Your goal = Copy each line below that contains "text".

Extracted information =

┌────────

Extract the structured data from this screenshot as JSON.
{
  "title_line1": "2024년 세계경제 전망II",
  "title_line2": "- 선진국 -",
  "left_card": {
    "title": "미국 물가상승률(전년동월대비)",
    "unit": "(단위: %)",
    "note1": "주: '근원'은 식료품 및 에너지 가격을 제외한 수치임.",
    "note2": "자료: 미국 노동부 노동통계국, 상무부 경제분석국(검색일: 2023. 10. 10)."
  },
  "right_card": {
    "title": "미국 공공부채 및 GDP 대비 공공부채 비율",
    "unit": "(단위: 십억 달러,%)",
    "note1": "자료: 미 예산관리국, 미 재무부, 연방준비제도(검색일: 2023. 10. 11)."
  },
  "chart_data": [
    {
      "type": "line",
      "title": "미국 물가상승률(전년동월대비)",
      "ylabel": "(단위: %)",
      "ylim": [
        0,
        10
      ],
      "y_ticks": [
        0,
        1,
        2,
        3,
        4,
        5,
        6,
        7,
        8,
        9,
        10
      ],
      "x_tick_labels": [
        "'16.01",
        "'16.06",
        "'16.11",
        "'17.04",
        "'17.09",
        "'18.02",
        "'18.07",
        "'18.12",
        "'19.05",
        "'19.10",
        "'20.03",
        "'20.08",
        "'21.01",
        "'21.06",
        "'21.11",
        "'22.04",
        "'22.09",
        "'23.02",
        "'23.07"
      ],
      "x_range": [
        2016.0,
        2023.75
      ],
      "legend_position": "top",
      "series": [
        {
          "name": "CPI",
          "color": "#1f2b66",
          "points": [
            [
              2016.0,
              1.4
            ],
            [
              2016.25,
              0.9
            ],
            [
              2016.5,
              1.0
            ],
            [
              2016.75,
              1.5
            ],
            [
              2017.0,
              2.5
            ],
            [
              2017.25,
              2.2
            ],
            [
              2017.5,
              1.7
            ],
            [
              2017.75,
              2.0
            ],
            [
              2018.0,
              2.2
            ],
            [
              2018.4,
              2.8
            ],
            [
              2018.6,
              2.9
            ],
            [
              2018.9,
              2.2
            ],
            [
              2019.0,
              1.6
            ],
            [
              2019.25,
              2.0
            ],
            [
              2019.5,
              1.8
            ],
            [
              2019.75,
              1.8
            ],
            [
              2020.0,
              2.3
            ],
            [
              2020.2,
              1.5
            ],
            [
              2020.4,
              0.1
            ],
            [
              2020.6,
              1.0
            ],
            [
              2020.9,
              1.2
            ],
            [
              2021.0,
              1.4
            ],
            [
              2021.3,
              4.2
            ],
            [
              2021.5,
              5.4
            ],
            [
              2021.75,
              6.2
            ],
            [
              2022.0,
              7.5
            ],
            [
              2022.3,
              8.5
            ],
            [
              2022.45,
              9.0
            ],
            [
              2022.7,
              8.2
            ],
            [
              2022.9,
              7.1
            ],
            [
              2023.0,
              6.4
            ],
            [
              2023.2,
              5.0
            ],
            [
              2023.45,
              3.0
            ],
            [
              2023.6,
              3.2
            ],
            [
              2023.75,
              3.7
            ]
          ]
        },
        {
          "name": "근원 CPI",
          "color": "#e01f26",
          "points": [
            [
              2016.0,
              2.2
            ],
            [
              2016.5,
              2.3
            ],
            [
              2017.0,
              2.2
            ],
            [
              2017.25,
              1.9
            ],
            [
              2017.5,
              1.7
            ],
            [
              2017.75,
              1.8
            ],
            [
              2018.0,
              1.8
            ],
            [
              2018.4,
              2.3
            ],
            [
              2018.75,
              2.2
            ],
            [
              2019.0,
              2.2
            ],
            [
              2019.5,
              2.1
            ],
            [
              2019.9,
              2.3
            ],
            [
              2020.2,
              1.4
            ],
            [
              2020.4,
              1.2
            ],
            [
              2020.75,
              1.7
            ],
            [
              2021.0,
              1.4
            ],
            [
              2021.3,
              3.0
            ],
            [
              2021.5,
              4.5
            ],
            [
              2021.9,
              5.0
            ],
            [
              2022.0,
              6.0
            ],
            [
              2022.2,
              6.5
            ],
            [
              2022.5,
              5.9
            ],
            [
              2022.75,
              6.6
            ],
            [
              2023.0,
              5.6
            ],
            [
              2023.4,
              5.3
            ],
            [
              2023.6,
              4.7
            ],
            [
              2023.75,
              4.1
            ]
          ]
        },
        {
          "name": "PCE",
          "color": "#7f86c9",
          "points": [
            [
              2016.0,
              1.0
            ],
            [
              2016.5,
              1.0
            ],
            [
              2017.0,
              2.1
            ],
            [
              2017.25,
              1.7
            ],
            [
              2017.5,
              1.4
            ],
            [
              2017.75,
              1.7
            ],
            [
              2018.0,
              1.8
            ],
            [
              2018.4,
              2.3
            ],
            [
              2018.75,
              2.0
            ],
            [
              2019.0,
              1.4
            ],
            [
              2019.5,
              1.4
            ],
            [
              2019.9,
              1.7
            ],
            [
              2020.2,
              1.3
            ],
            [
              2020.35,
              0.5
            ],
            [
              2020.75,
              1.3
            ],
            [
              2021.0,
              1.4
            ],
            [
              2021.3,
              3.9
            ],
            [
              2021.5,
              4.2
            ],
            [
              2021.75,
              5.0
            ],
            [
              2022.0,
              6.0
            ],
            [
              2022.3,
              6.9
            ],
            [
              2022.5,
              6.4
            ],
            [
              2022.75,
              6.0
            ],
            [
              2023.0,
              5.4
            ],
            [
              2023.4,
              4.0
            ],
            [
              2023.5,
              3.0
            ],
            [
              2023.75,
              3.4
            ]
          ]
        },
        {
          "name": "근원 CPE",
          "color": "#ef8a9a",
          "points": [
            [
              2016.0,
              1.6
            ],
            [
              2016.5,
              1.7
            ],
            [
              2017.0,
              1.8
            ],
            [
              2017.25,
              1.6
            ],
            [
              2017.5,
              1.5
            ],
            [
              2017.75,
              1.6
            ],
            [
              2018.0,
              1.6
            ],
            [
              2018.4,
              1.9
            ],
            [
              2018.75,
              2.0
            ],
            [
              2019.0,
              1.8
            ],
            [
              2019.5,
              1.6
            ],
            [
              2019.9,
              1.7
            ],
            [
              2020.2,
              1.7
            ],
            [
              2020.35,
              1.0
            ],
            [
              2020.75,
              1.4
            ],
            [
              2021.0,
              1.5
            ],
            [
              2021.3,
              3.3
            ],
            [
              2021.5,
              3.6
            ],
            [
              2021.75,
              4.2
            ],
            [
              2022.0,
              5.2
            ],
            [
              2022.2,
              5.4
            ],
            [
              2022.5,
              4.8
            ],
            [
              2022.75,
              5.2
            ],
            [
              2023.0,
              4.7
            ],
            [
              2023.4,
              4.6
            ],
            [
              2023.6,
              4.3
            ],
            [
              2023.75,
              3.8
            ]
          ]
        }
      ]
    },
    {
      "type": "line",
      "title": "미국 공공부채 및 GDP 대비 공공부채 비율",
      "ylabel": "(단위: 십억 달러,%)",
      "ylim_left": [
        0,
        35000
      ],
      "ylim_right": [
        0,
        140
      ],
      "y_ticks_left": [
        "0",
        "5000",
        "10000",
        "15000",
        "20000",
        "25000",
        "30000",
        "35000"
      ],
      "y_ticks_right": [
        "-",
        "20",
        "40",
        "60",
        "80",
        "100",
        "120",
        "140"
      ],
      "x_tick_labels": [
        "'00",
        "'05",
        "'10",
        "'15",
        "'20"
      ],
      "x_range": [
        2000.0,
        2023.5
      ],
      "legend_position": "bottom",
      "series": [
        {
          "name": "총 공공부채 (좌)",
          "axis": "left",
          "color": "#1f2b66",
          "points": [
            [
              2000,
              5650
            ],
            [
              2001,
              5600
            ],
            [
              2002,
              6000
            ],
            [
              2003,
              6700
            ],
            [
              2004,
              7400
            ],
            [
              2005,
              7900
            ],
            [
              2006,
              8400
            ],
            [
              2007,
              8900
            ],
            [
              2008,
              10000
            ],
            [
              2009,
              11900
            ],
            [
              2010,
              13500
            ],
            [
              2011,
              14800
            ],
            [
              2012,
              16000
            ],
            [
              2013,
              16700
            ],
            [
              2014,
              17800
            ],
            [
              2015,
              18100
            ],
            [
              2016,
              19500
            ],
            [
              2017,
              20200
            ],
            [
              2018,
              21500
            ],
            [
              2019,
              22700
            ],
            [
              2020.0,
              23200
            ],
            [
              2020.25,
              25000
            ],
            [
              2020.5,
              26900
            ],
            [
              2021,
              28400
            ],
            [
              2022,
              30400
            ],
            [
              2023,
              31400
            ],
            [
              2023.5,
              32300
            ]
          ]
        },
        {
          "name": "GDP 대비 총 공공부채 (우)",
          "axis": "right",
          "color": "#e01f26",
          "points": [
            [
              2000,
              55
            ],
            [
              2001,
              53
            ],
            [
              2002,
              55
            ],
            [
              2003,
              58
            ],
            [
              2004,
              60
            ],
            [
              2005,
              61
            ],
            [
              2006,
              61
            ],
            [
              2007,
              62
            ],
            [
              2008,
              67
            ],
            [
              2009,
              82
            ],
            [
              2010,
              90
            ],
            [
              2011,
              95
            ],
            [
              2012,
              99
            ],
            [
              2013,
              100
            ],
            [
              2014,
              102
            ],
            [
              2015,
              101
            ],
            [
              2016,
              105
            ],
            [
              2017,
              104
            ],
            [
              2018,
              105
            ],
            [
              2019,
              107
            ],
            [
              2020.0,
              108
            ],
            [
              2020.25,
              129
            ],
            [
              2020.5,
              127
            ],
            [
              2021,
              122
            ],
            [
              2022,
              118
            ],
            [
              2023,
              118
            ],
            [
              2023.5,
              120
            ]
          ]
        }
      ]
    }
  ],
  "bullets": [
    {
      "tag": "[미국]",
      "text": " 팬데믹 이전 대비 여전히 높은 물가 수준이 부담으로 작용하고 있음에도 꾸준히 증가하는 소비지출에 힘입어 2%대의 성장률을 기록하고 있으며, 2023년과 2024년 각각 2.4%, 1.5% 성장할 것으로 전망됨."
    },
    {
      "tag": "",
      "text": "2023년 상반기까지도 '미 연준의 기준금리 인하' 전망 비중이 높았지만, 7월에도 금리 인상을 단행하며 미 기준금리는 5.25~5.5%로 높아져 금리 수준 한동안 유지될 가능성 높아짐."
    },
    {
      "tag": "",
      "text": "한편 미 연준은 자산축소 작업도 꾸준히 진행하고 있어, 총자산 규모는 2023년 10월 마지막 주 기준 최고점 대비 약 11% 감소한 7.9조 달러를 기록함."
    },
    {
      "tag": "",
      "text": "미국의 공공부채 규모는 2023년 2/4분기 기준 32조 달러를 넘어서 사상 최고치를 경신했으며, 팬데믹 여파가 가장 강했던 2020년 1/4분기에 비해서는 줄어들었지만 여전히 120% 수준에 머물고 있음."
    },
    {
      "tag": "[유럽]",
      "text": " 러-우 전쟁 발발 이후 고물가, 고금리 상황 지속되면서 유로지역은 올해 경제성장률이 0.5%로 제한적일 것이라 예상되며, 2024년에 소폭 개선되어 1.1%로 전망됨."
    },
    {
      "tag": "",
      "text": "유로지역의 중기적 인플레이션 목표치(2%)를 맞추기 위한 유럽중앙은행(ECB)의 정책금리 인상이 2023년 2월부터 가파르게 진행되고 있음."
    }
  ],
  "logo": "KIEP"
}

└────────

Written reply =
      "text": " 팬데믹 이전 대비 여전히 높은 물가 수준이 부담으로 작용하고 있음에도 꾸준히 증가하는 소비지출에 힘입어 2%대의 성장률을 기록하고 있으며, 2023년과 2024년 각각 2.4%, 1.5% 성장할 것으로 전망됨."
      "text": "2023년 상반기까지도 '미 연준의 기준금리 인하' 전망 비중이 높았지만, 7월에도 금리 인상을 단행하며 미 기준금리는 5.25~5.5%로 높아져 금리 수준 한동안 유지될 가능성 높아짐."
      "text": "한편 미 연준은 자산축소 작업도 꾸준히 진행하고 있어, 총자산 규모는 2023년 10월 마지막 주 기준 최고점 대비 약 11% 감소한 7.9조 달러를 기록함."
      "text": "미국의 공공부채 규모는 2023년 2/4분기 기준 32조 달러를 넘어서 사상 최고치를 경신했으며, 팬데믹 여파가 가장 강했던 2020년 1/4분기에 비해서는 줄어들었지만 여전히 120% 수준에 머물고 있음."
      "text": " 러-우 전쟁 발발 이후 고물가, 고금리 상황 지속되면서 유로지역은 올해 경제성장률이 0.5%로 제한적일 것이라 예상되며, 2024년에 소폭 개선되어 1.1%로 전망됨."
      "text": "유로지역의 중기적 인플레이션 목표치(2%)를 맞추기 위한 유럽중앙은행(ECB)의 정책금리 인상이 2023년 2월부터 가파르게 진행되고 있음."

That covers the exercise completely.